What to work on: Retype the following lines precisely as they appear.

── Stored data

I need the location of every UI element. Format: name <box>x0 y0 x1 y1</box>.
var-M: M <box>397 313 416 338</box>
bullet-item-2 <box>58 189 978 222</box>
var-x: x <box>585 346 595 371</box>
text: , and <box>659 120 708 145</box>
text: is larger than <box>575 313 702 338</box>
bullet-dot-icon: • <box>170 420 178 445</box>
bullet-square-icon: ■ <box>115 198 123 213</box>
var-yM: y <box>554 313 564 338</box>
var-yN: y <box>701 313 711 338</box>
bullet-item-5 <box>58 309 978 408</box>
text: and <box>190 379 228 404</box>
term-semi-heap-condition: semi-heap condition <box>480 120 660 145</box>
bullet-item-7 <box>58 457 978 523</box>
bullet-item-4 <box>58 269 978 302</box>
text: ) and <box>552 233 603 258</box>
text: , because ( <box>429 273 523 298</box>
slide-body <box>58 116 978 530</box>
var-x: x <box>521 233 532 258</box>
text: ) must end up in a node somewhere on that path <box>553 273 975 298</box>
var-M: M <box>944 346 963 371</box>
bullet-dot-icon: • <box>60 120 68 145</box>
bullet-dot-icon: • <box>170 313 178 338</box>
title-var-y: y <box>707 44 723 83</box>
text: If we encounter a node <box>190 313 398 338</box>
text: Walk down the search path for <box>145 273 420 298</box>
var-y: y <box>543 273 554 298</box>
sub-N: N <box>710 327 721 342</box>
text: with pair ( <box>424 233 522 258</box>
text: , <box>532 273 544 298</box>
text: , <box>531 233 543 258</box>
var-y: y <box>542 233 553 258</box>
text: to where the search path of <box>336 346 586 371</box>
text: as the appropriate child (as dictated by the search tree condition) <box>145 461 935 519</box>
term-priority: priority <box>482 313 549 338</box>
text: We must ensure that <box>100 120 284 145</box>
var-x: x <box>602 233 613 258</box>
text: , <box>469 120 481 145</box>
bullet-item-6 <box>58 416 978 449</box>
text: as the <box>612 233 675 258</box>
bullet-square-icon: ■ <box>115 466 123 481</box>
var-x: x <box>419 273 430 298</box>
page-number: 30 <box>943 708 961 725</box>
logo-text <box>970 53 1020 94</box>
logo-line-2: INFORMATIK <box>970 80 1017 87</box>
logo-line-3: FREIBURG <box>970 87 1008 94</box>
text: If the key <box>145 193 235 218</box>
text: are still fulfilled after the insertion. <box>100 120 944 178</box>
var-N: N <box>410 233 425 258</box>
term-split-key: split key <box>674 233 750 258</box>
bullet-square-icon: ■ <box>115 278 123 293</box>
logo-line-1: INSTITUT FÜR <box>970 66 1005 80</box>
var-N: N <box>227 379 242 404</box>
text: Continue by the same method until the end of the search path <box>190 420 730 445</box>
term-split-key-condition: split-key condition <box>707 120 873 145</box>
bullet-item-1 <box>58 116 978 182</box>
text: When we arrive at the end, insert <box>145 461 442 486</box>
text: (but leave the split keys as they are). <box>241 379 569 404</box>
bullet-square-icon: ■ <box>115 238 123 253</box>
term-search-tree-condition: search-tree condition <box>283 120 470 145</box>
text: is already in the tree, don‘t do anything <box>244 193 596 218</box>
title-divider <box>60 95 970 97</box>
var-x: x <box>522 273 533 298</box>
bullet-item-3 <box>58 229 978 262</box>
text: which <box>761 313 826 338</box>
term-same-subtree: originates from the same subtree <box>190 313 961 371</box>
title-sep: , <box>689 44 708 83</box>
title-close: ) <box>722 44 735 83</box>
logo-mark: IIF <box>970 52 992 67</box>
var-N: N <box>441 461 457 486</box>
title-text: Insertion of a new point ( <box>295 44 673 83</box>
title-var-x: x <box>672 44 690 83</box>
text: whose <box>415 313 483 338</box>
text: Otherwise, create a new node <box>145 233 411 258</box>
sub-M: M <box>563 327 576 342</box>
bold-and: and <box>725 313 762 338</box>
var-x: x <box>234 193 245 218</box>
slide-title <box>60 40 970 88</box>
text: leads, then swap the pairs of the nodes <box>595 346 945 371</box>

────

Exercise answer:
I need the location of every UI element. Format: name <box>x0 y0 x1 y1</box>.
var-M: M <box>397 313 416 338</box>
bullet-item-2 <box>58 189 978 222</box>
var-x: x <box>585 346 595 371</box>
text: , and <box>659 120 708 145</box>
text: is larger than <box>575 313 702 338</box>
bullet-dot-icon: • <box>170 420 178 445</box>
bullet-square-icon: ■ <box>115 198 123 213</box>
var-yM: y <box>554 313 564 338</box>
var-yN: y <box>701 313 711 338</box>
bullet-item-5 <box>58 309 978 408</box>
text: and <box>190 379 228 404</box>
term-semi-heap-condition: semi-heap condition <box>480 120 660 145</box>
bullet-item-7 <box>58 457 978 523</box>
bullet-item-4 <box>58 269 978 302</box>
text: ) and <box>552 233 603 258</box>
text: , because ( <box>429 273 523 298</box>
slide-body <box>58 116 978 530</box>
var-x: x <box>521 233 532 258</box>
text: ) must end up in a node somewhere on that path <box>553 273 975 298</box>
var-M: M <box>944 346 963 371</box>
bullet-dot-icon: • <box>60 120 68 145</box>
bullet-dot-icon: • <box>170 313 178 338</box>
title-var-y: y <box>707 44 723 83</box>
text: If we encounter a node <box>190 313 398 338</box>
text: Walk down the search path for <box>145 273 420 298</box>
var-y: y <box>543 273 554 298</box>
sub-N: N <box>710 327 721 342</box>
text: with pair ( <box>424 233 522 258</box>
text: , <box>532 273 544 298</box>
text: , <box>531 233 543 258</box>
var-y: y <box>542 233 553 258</box>
text: to where the search path of <box>336 346 586 371</box>
text: as the appropriate child (as dictated by the search tree condition) <box>145 461 935 519</box>
term-priority: priority <box>482 313 549 338</box>
text: We must ensure that <box>100 120 284 145</box>
var-x: x <box>602 233 613 258</box>
text: , <box>469 120 481 145</box>
bullet-item-6 <box>58 416 978 449</box>
text: as the <box>612 233 675 258</box>
bullet-square-icon: ■ <box>115 466 123 481</box>
var-x: x <box>419 273 430 298</box>
page-number: 30 <box>943 708 961 725</box>
logo-text <box>970 53 1020 94</box>
logo-line-2: INFORMATIK <box>970 80 1017 87</box>
logo-line-3: FREIBURG <box>970 87 1008 94</box>
text: If the key <box>145 193 235 218</box>
text: are still fulfilled after the insertion. <box>100 120 944 178</box>
var-N: N <box>410 233 425 258</box>
term-split-key: split key <box>674 233 750 258</box>
bullet-square-icon: ■ <box>115 278 123 293</box>
logo-line-1: INSTITUT FÜR <box>970 66 1005 80</box>
var-N: N <box>227 379 242 404</box>
text: Continue by the same method until the end of the search path <box>190 420 730 445</box>
term-split-key-condition: split-key condition <box>707 120 873 145</box>
bullet-item-1 <box>58 116 978 182</box>
text: When we arrive at the end, insert <box>145 461 442 486</box>
text: (but leave the split keys as they are). <box>241 379 569 404</box>
bullet-square-icon: ■ <box>115 238 123 253</box>
term-search-tree-condition: search-tree condition <box>283 120 470 145</box>
text: is already in the tree, don‘t do anything <box>244 193 596 218</box>
title-divider <box>60 95 970 97</box>
var-x: x <box>522 273 533 298</box>
bullet-item-3 <box>58 229 978 262</box>
text: which <box>761 313 826 338</box>
term-same-subtree: originates from the same subtree <box>190 313 961 371</box>
title-sep: , <box>689 44 708 83</box>
title-close: ) <box>722 44 735 83</box>
logo-mark: IIF <box>970 52 992 67</box>
var-N: N <box>441 461 457 486</box>
title-text: Insertion of a new point ( <box>295 44 673 83</box>
title-var-x: x <box>672 44 690 83</box>
text: whose <box>415 313 483 338</box>
text: Otherwise, create a new node <box>145 233 411 258</box>
sub-M: M <box>563 327 576 342</box>
bold-and: and <box>725 313 762 338</box>
var-x: x <box>234 193 245 218</box>
slide-title <box>60 40 970 88</box>
text: leads, then swap the pairs of the nodes <box>595 346 945 371</box>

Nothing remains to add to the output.